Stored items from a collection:
====================
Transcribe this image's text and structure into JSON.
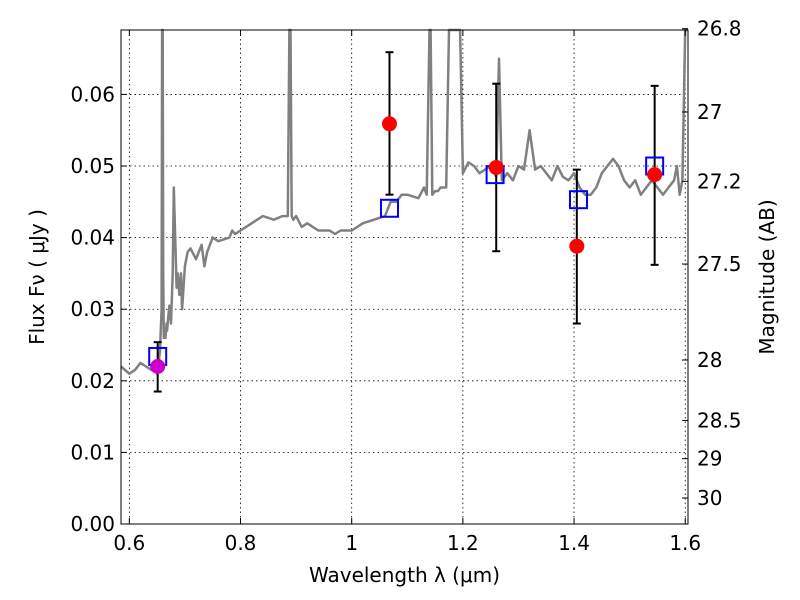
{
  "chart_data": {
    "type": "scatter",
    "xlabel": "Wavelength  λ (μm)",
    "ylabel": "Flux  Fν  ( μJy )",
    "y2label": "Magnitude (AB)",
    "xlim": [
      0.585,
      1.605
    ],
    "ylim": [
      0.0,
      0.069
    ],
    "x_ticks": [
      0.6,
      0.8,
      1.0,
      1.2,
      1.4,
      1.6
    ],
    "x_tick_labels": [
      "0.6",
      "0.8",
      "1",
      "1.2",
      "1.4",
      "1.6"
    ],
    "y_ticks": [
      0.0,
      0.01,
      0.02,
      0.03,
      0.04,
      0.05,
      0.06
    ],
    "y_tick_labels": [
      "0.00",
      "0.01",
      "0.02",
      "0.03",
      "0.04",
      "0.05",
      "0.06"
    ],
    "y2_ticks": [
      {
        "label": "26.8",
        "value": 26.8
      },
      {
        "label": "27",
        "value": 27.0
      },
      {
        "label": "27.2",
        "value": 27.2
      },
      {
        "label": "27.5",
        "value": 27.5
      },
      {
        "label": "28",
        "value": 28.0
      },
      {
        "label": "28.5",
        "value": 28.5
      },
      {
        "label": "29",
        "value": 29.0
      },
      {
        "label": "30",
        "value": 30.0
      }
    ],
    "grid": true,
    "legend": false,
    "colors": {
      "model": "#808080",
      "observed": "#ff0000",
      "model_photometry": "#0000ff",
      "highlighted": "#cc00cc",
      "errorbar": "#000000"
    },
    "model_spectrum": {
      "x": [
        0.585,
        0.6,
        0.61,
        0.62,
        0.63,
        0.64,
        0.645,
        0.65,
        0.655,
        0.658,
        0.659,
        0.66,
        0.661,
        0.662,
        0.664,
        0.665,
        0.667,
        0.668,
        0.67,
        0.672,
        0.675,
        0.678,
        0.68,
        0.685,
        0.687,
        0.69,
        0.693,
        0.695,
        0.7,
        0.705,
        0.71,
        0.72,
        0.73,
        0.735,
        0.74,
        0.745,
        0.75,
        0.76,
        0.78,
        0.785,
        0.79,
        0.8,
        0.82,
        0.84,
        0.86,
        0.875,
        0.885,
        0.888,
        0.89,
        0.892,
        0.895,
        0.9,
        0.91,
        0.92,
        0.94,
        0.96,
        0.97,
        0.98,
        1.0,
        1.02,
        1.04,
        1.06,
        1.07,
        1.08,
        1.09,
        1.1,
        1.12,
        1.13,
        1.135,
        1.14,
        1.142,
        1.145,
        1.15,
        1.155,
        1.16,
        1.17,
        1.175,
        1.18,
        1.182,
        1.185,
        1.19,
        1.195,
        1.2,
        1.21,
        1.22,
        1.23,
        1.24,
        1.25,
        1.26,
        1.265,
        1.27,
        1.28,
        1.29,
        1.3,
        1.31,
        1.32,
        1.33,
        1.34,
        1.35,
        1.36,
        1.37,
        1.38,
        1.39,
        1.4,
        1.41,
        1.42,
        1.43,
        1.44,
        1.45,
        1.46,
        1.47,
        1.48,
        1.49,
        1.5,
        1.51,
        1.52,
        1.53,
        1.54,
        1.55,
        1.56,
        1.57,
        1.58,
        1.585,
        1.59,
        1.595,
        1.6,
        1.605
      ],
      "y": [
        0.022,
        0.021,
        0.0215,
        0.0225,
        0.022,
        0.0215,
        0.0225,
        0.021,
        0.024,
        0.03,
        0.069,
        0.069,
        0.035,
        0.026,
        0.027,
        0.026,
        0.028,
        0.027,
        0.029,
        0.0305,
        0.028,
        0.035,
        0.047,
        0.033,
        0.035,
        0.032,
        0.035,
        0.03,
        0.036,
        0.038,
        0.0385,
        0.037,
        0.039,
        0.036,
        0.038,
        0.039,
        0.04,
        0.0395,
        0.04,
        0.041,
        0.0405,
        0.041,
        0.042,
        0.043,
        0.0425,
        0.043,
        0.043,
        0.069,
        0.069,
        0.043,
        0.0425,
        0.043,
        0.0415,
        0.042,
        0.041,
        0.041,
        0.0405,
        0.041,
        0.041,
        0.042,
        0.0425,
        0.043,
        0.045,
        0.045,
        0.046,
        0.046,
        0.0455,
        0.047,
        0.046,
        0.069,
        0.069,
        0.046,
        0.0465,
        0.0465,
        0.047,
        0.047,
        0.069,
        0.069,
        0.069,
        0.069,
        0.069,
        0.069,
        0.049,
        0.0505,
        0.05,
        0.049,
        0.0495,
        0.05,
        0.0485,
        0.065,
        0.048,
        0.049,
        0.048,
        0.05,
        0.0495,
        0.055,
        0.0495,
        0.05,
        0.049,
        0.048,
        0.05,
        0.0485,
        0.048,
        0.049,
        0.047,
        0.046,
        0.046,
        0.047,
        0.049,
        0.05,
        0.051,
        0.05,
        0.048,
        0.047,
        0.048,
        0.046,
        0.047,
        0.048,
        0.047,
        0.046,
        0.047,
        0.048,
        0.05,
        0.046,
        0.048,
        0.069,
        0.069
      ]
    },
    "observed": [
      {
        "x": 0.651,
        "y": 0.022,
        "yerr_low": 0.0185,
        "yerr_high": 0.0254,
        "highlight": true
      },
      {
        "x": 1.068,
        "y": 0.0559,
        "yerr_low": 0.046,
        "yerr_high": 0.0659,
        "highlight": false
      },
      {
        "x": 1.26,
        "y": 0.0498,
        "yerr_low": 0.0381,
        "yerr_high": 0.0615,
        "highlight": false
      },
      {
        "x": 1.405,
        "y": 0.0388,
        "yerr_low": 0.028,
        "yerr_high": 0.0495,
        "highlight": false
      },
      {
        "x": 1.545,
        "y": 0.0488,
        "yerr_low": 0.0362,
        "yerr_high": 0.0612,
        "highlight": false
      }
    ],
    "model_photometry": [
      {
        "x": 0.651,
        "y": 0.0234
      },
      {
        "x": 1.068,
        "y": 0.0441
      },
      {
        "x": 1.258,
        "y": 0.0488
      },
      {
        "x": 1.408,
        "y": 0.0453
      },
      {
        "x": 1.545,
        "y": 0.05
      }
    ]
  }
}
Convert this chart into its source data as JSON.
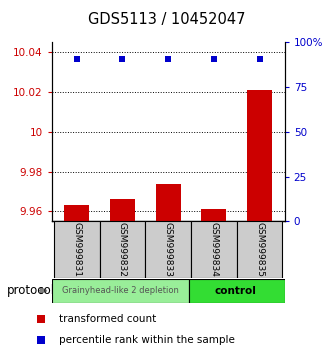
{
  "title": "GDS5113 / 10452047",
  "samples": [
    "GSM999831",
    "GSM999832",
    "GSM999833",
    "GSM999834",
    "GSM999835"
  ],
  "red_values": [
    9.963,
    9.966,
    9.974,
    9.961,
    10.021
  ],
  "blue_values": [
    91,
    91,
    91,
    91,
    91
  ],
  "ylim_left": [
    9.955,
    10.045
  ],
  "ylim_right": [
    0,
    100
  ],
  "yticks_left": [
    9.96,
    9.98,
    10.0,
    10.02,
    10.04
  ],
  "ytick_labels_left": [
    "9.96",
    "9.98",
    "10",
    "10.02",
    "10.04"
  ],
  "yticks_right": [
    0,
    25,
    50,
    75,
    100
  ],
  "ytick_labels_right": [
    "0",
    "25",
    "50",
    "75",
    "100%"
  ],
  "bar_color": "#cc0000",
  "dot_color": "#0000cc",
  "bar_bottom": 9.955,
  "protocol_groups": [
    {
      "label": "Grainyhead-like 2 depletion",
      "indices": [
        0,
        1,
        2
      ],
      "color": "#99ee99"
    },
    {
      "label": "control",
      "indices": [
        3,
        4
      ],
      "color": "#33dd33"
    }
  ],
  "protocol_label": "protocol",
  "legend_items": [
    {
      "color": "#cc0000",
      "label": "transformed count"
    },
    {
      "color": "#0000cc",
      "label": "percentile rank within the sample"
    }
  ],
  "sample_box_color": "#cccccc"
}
====================
The request:
Using the listing, collect all lines in which the string "JSON" is found.

Correct response:
Transcribe this image's text and structure into JSON.
Convert this chart into its source data as JSON.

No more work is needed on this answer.